Problem details: Below are some records. Copy every line in them that holds "воды".

Given entries:
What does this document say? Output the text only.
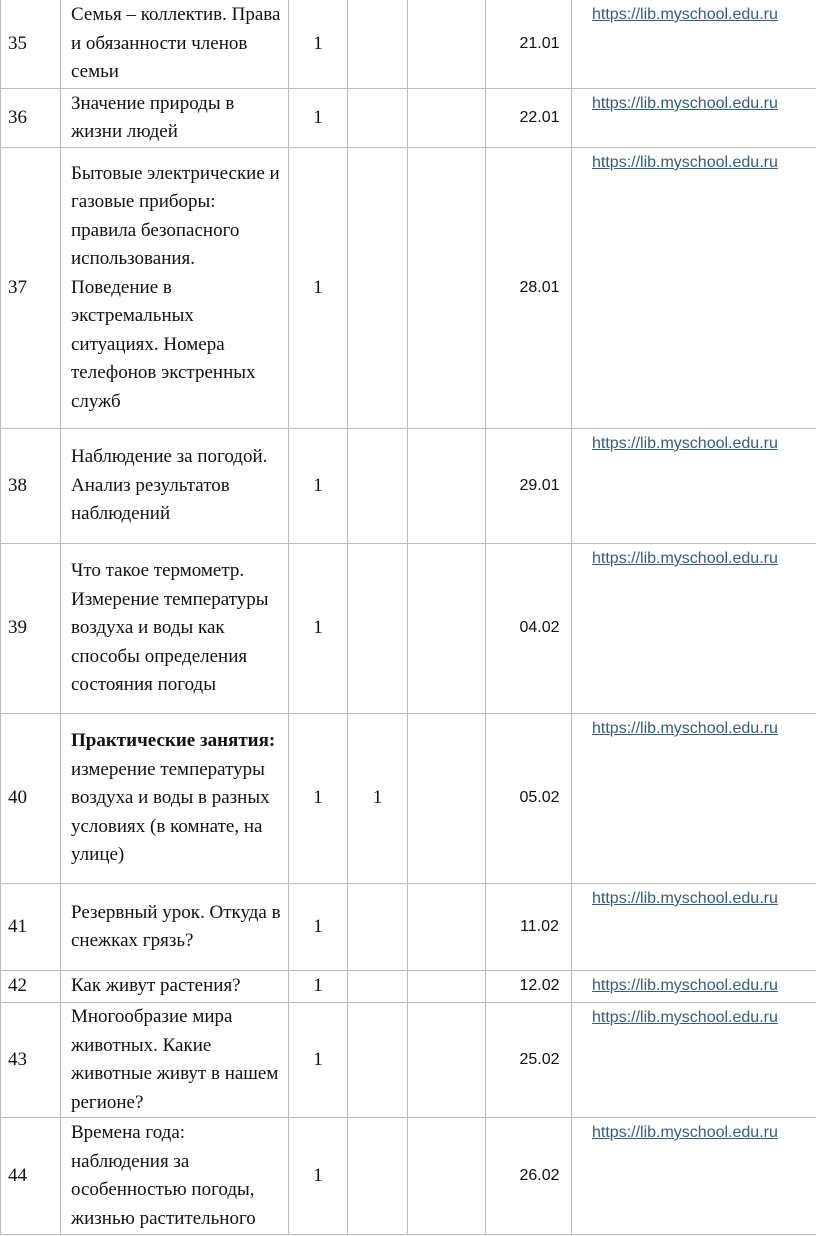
35	Семья – коллектив. Права и обязанности членов семьи	1			21.01	https://lib.myschool.edu.ru
36	Значение природы в жизни людей	1			22.01	https://lib.myschool.edu.ru
37	Бытовые электрические и газовые приборы: правила безопасного использования. Поведение в экстремальных ситуациях. Номера телефонов экстренных служб	1			28.01	https://lib.myschool.edu.ru
38	Наблюдение за погодой. Анализ результатов наблюдений	1			29.01	https://lib.myschool.edu.ru
39	Что такое термометр. Измерение температуры воздуха и воды как способы определения состояния погоды	1			04.02	https://lib.myschool.edu.ru
40	Практические занятия: измерение температуры воздуха и воды в разных условиях (в комнате, на улице)	1	1		05.02	https://lib.myschool.edu.ru
41	Резервный урок. Откуда в снежках грязь?	1			11.02	https://lib.myschool.edu.ru
42	Как живут растения?	1			12.02	https://lib.myschool.edu.ru
43	Многообразие мира животных. Какие животные живут в нашем регионе?	1			25.02	https://lib.myschool.edu.ru
44	Времена года: наблюдения за особенностью погоды, жизнью растительного	1			26.02	https://lib.myschool.edu.ru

Output below:
39	Что такое термометр. Измерение температуры воздуха и воды как способы определения состояния погоды	1			04.02	https://lib.myschool.edu.ru
40	Практические занятия: измерение температуры воздуха и воды в разных условиях (в комнате, на улице)	1	1		05.02	https://lib.myschool.edu.ru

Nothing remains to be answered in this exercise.